**STATED TASK**
Print the entries that appear below, exactly as written and without their pictures.

Collection entries:
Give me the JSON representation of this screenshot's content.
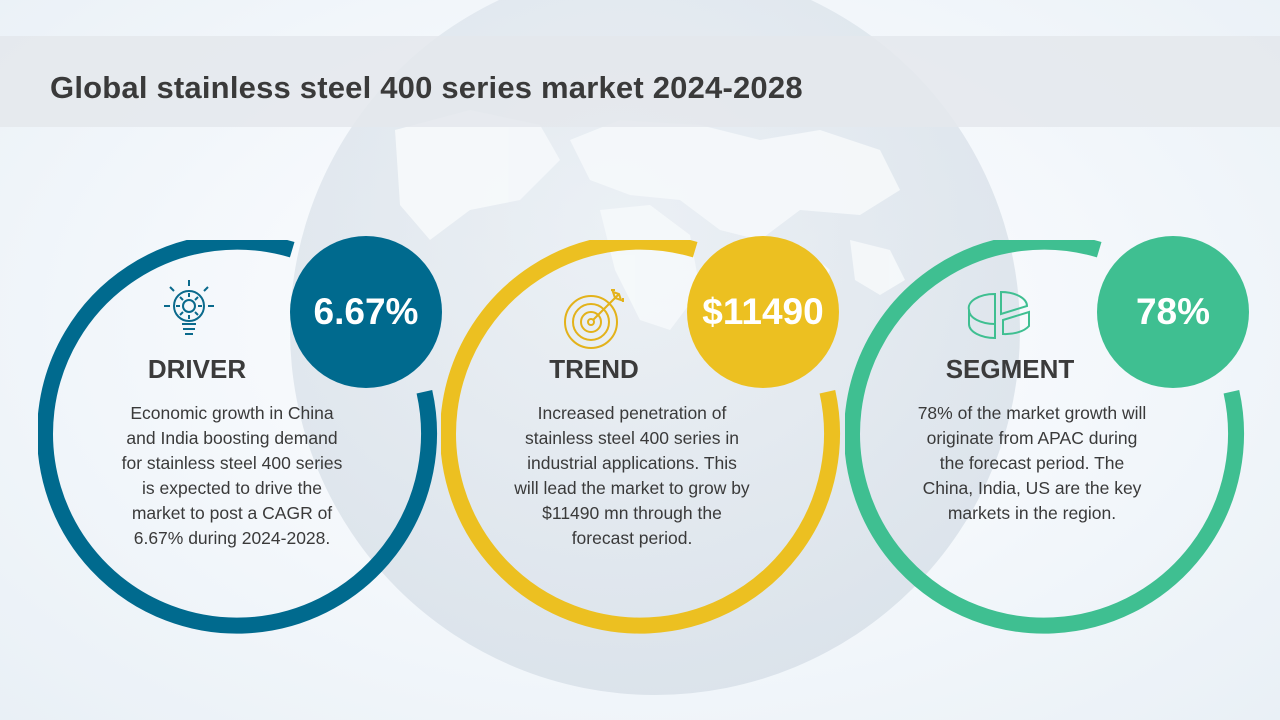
{
  "title": "Global stainless steel 400 series market 2024-2028",
  "colors": {
    "driver": "#006a8e",
    "trend": "#ecc021",
    "segment": "#3fbf91"
  },
  "cards": [
    {
      "label": "DRIVER",
      "badge": "6.67%",
      "icon": "lightbulb-gear-icon",
      "description": "Economic growth in China and India boosting demand for stainless steel 400 series is expected to drive the market to post a CAGR of 6.67% during 2024-2028."
    },
    {
      "label": "TREND",
      "badge": "$11490",
      "icon": "target-arrow-icon",
      "description": "Increased penetration of stainless steel 400 series in industrial applications. This will lead the market to grow by $11490 mn through the forecast period."
    },
    {
      "label": "SEGMENT",
      "badge": "78%",
      "icon": "pie-chart-icon",
      "description": "78% of the market growth will originate from APAC during the forecast period. The China, India, US are the key markets in the region."
    }
  ]
}
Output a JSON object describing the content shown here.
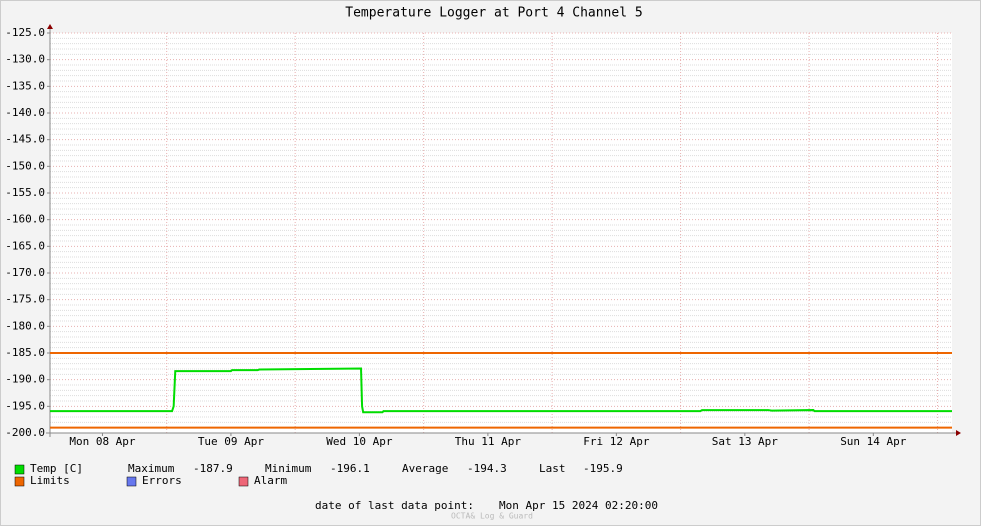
{
  "chart_data": {
    "type": "line",
    "title": "Temperature Logger at Port 4 Channel 5",
    "xlim": [
      2.2,
      170.7
    ],
    "xticks": [
      {
        "value": 12,
        "label": "Mon 08 Apr"
      },
      {
        "value": 36,
        "label": "Tue 09 Apr"
      },
      {
        "value": 60,
        "label": "Wed 10 Apr"
      },
      {
        "value": 84,
        "label": "Thu 11 Apr"
      },
      {
        "value": 108,
        "label": "Fri 12 Apr"
      },
      {
        "value": 132,
        "label": "Sat 13 Apr"
      },
      {
        "value": 156,
        "label": "Sun 14 Apr"
      }
    ],
    "xgrid": [
      24,
      48,
      72,
      96,
      120,
      144,
      168
    ],
    "ylim": [
      -200,
      -125
    ],
    "yticks": [
      {
        "value": -125,
        "label": "-125.0"
      },
      {
        "value": -130,
        "label": "-130.0"
      },
      {
        "value": -135,
        "label": "-135.0"
      },
      {
        "value": -140,
        "label": "-140.0"
      },
      {
        "value": -145,
        "label": "-145.0"
      },
      {
        "value": -150,
        "label": "-150.0"
      },
      {
        "value": -155,
        "label": "-155.0"
      },
      {
        "value": -160,
        "label": "-160.0"
      },
      {
        "value": -165,
        "label": "-165.0"
      },
      {
        "value": -170,
        "label": "-170.0"
      },
      {
        "value": -175,
        "label": "-175.0"
      },
      {
        "value": -180,
        "label": "-180.0"
      },
      {
        "value": -185,
        "label": "-185.0"
      },
      {
        "value": -190,
        "label": "-190.0"
      },
      {
        "value": -195,
        "label": "-195.0"
      },
      {
        "value": -200,
        "label": "-200.0"
      }
    ],
    "grid": true,
    "series": [
      {
        "name": "Temp [C]",
        "color": "#00dd00",
        "x": [
          2.2,
          25.0,
          25.3,
          25.6,
          36.0,
          36.2,
          41.0,
          41.3,
          60.3,
          60.5,
          60.7,
          64.3,
          64.5,
          123.7,
          124.0,
          136.4,
          137.0,
          144.8,
          145.0,
          170.7
        ],
        "values": [
          -195.9,
          -195.9,
          -195.0,
          -188.4,
          -188.4,
          -188.2,
          -188.2,
          -188.1,
          -187.9,
          -195.0,
          -196.1,
          -196.1,
          -195.9,
          -195.9,
          -195.7,
          -195.7,
          -195.8,
          -195.7,
          -195.9,
          -195.9
        ]
      },
      {
        "name": "Limits",
        "color": "#ee6600",
        "levels": [
          -185,
          -199
        ]
      },
      {
        "name": "Errors",
        "color": "#6677ee"
      },
      {
        "name": "Alarm",
        "color": "#ee6677"
      }
    ],
    "stats": [
      {
        "label": "Maximum",
        "value": -187.9
      },
      {
        "label": "Minimum",
        "value": -196.1
      },
      {
        "label": "Average",
        "value": -194.3
      },
      {
        "label": "Last",
        "value": -195.9
      }
    ],
    "footer_label": "date of last data point:",
    "footer_value": "Mon Apr 15 2024 02:20:00",
    "watermark": "OCTA& Log & Guard"
  }
}
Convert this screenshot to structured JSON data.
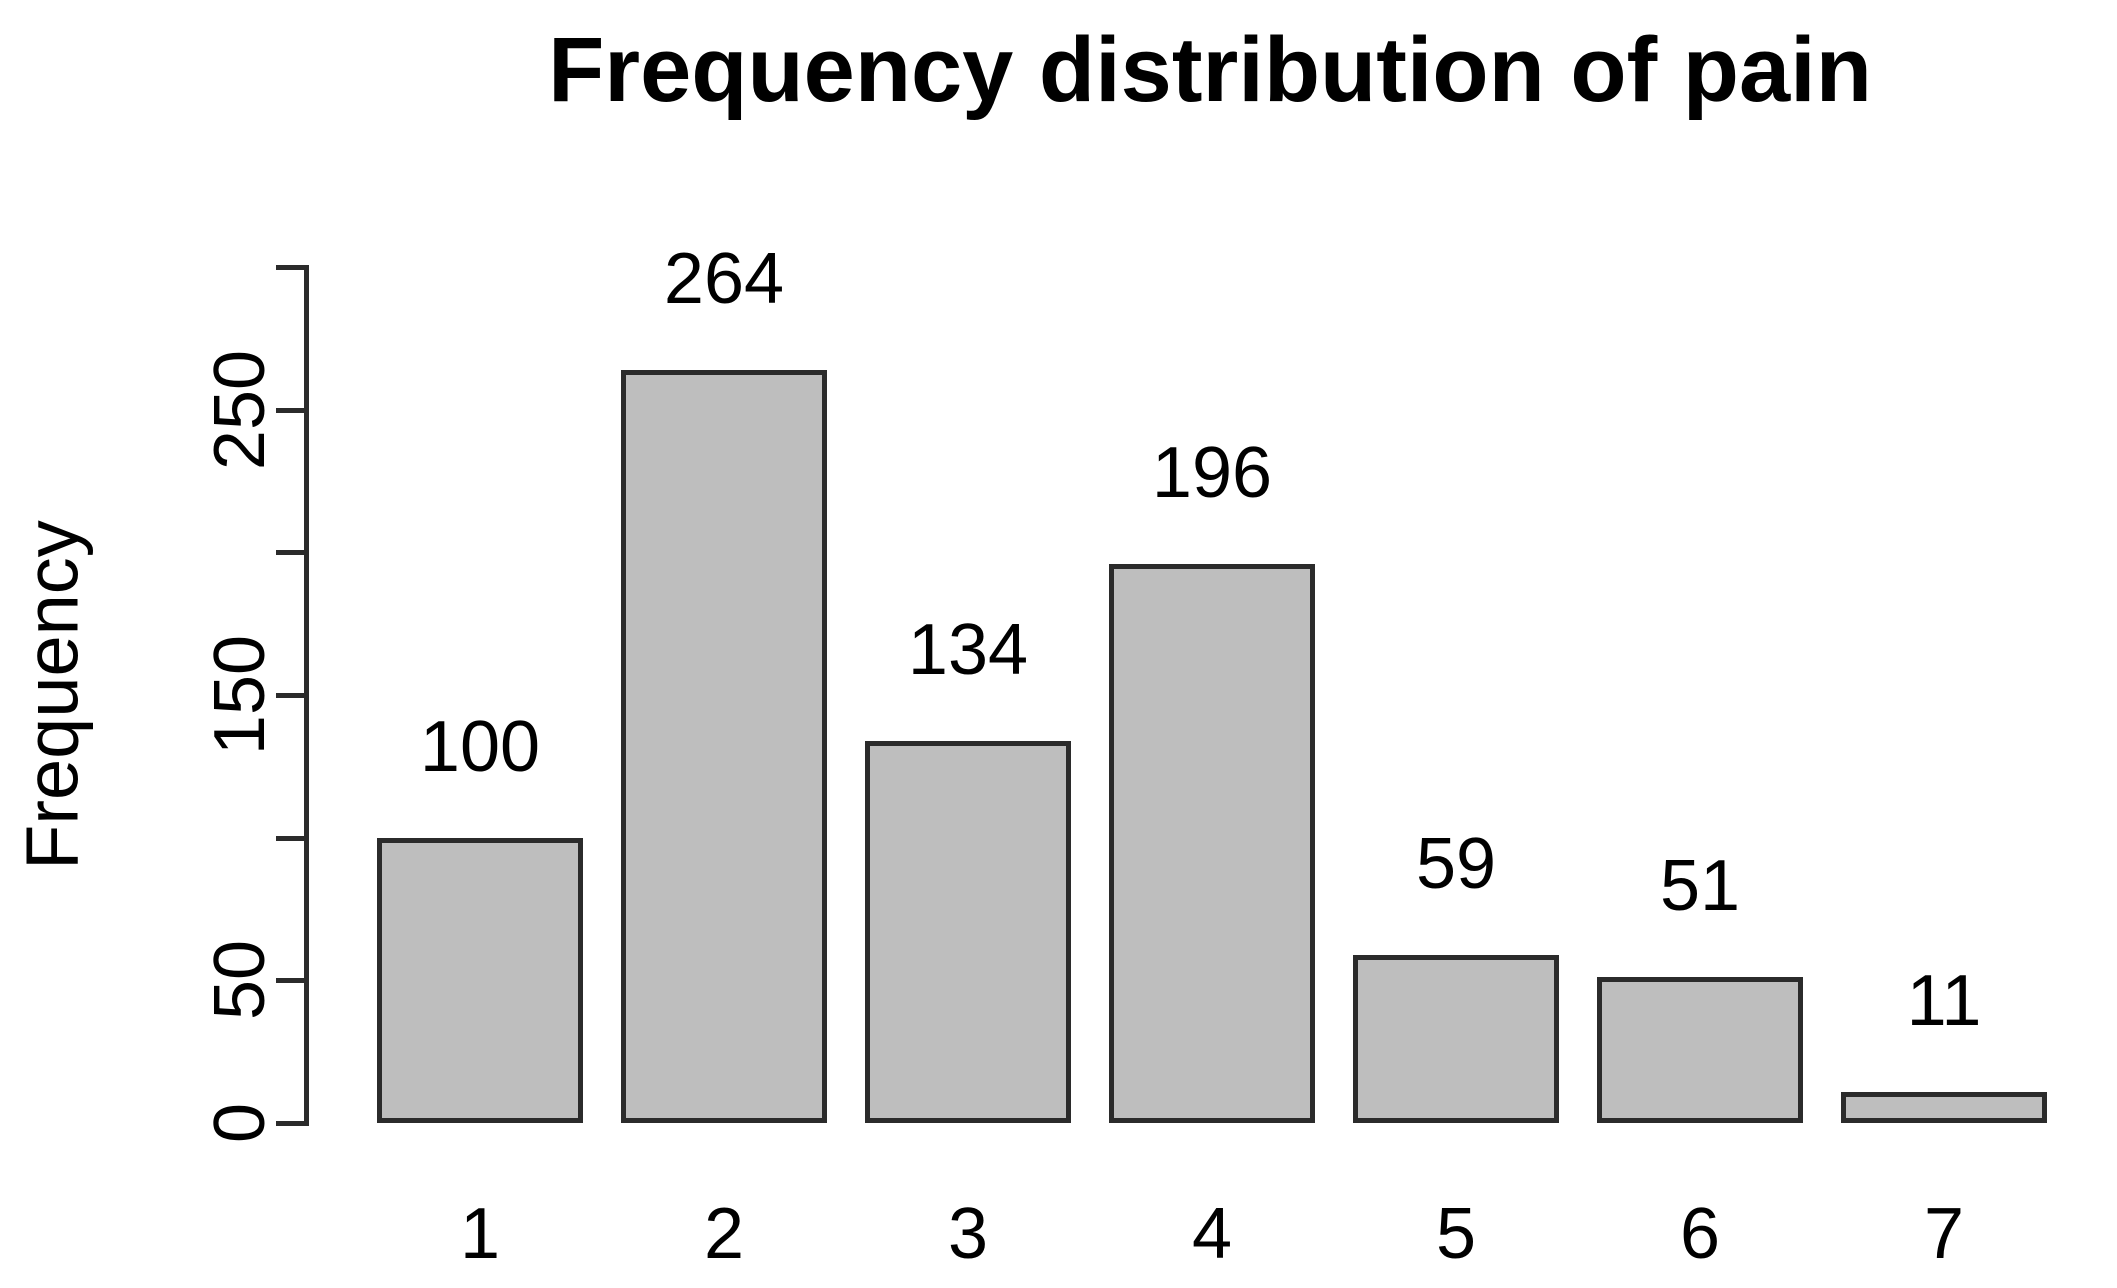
{
  "chart_data": {
    "type": "bar",
    "title": "Frequency distribution of pain",
    "xlabel": "",
    "ylabel": "Frequency",
    "categories": [
      "1",
      "2",
      "3",
      "4",
      "5",
      "6",
      "7"
    ],
    "values": [
      100,
      264,
      134,
      196,
      59,
      51,
      11
    ],
    "bar_value_labels": [
      "100",
      "264",
      "134",
      "196",
      "59",
      "51",
      "11"
    ],
    "ylim": [
      0,
      300
    ],
    "yticks": [
      0,
      50,
      100,
      150,
      200,
      250,
      300
    ],
    "ytick_labels_shown": [
      "0",
      "50",
      "150",
      "250"
    ],
    "grid": false,
    "legend": null,
    "colors": {
      "background": "#ffffff",
      "bar_fill": "#bebebe",
      "bar_border": "#2b2b2b",
      "axis": "#2b2b2b",
      "text": "#000000"
    }
  }
}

**SOLUTION TO THE EXERCISE**
Give me the JSON representation of this screenshot's content.
{
  "title": "Global stainless steel 400 series market 2024-2028",
  "colors": {
    "driver": "#006a8e",
    "trend": "#ecc021",
    "segment": "#3fbf91"
  },
  "cards": [
    {
      "label": "DRIVER",
      "badge": "6.67%",
      "icon": "lightbulb-gear-icon",
      "description": "Economic growth in China and India boosting demand for stainless steel 400 series is expected to drive the market to post a CAGR of 6.67% during 2024-2028."
    },
    {
      "label": "TREND",
      "badge": "$11490",
      "icon": "target-arrow-icon",
      "description": "Increased penetration of stainless steel 400 series in industrial applications. This will lead the market to grow by $11490 mn through the forecast period."
    },
    {
      "label": "SEGMENT",
      "badge": "78%",
      "icon": "pie-chart-icon",
      "description": "78% of the market growth will originate from APAC during the forecast period. The China, India, US are the key markets in the region."
    }
  ]
}
Output a JSON object describing the content shown here.
{
  "chart_data": {
    "type": "line",
    "title": "Temperature Logger at Port 4 Channel 5",
    "xlim": [
      2.2,
      170.7
    ],
    "xticks": [
      {
        "value": 12,
        "label": "Mon 08 Apr"
      },
      {
        "value": 36,
        "label": "Tue 09 Apr"
      },
      {
        "value": 60,
        "label": "Wed 10 Apr"
      },
      {
        "value": 84,
        "label": "Thu 11 Apr"
      },
      {
        "value": 108,
        "label": "Fri 12 Apr"
      },
      {
        "value": 132,
        "label": "Sat 13 Apr"
      },
      {
        "value": 156,
        "label": "Sun 14 Apr"
      }
    ],
    "xgrid": [
      24,
      48,
      72,
      96,
      120,
      144,
      168
    ],
    "ylim": [
      -200,
      -125
    ],
    "yticks": [
      {
        "value": -125,
        "label": "-125.0"
      },
      {
        "value": -130,
        "label": "-130.0"
      },
      {
        "value": -135,
        "label": "-135.0"
      },
      {
        "value": -140,
        "label": "-140.0"
      },
      {
        "value": -145,
        "label": "-145.0"
      },
      {
        "value": -150,
        "label": "-150.0"
      },
      {
        "value": -155,
        "label": "-155.0"
      },
      {
        "value": -160,
        "label": "-160.0"
      },
      {
        "value": -165,
        "label": "-165.0"
      },
      {
        "value": -170,
        "label": "-170.0"
      },
      {
        "value": -175,
        "label": "-175.0"
      },
      {
        "value": -180,
        "label": "-180.0"
      },
      {
        "value": -185,
        "label": "-185.0"
      },
      {
        "value": -190,
        "label": "-190.0"
      },
      {
        "value": -195,
        "label": "-195.0"
      },
      {
        "value": -200,
        "label": "-200.0"
      }
    ],
    "grid": true,
    "series": [
      {
        "name": "Temp [C]",
        "color": "#00dd00",
        "x": [
          2.2,
          25.0,
          25.3,
          25.6,
          36.0,
          36.2,
          41.0,
          41.3,
          60.3,
          60.5,
          60.7,
          64.3,
          64.5,
          123.7,
          124.0,
          136.4,
          137.0,
          144.8,
          145.0,
          170.7
        ],
        "values": [
          -195.9,
          -195.9,
          -195.0,
          -188.4,
          -188.4,
          -188.2,
          -188.2,
          -188.1,
          -187.9,
          -195.0,
          -196.1,
          -196.1,
          -195.9,
          -195.9,
          -195.7,
          -195.7,
          -195.8,
          -195.7,
          -195.9,
          -195.9
        ]
      },
      {
        "name": "Limits",
        "color": "#ee6600",
        "levels": [
          -185,
          -199
        ]
      },
      {
        "name": "Errors",
        "color": "#6677ee"
      },
      {
        "name": "Alarm",
        "color": "#ee6677"
      }
    ],
    "stats": [
      {
        "label": "Maximum",
        "value": -187.9
      },
      {
        "label": "Minimum",
        "value": -196.1
      },
      {
        "label": "Average",
        "value": -194.3
      },
      {
        "label": "Last",
        "value": -195.9
      }
    ],
    "footer_label": "date of last data point:",
    "footer_value": "Mon Apr 15 2024 02:20:00",
    "watermark": "OCTA& Log & Guard"
  }
}
Convert this screenshot to structured JSON data.
{
  "chart_data": {
    "type": "bar",
    "title": "Frequency distribution of pain",
    "xlabel": "",
    "ylabel": "Frequency",
    "categories": [
      "1",
      "2",
      "3",
      "4",
      "5",
      "6",
      "7"
    ],
    "values": [
      100,
      264,
      134,
      196,
      59,
      51,
      11
    ],
    "bar_value_labels": [
      "100",
      "264",
      "134",
      "196",
      "59",
      "51",
      "11"
    ],
    "ylim": [
      0,
      300
    ],
    "yticks": [
      0,
      50,
      100,
      150,
      200,
      250,
      300
    ],
    "ytick_labels_shown": [
      "0",
      "50",
      "150",
      "250"
    ],
    "grid": false,
    "legend": null,
    "colors": {
      "background": "#ffffff",
      "bar_fill": "#bebebe",
      "bar_border": "#2b2b2b",
      "axis": "#2b2b2b",
      "text": "#000000"
    }
  }
}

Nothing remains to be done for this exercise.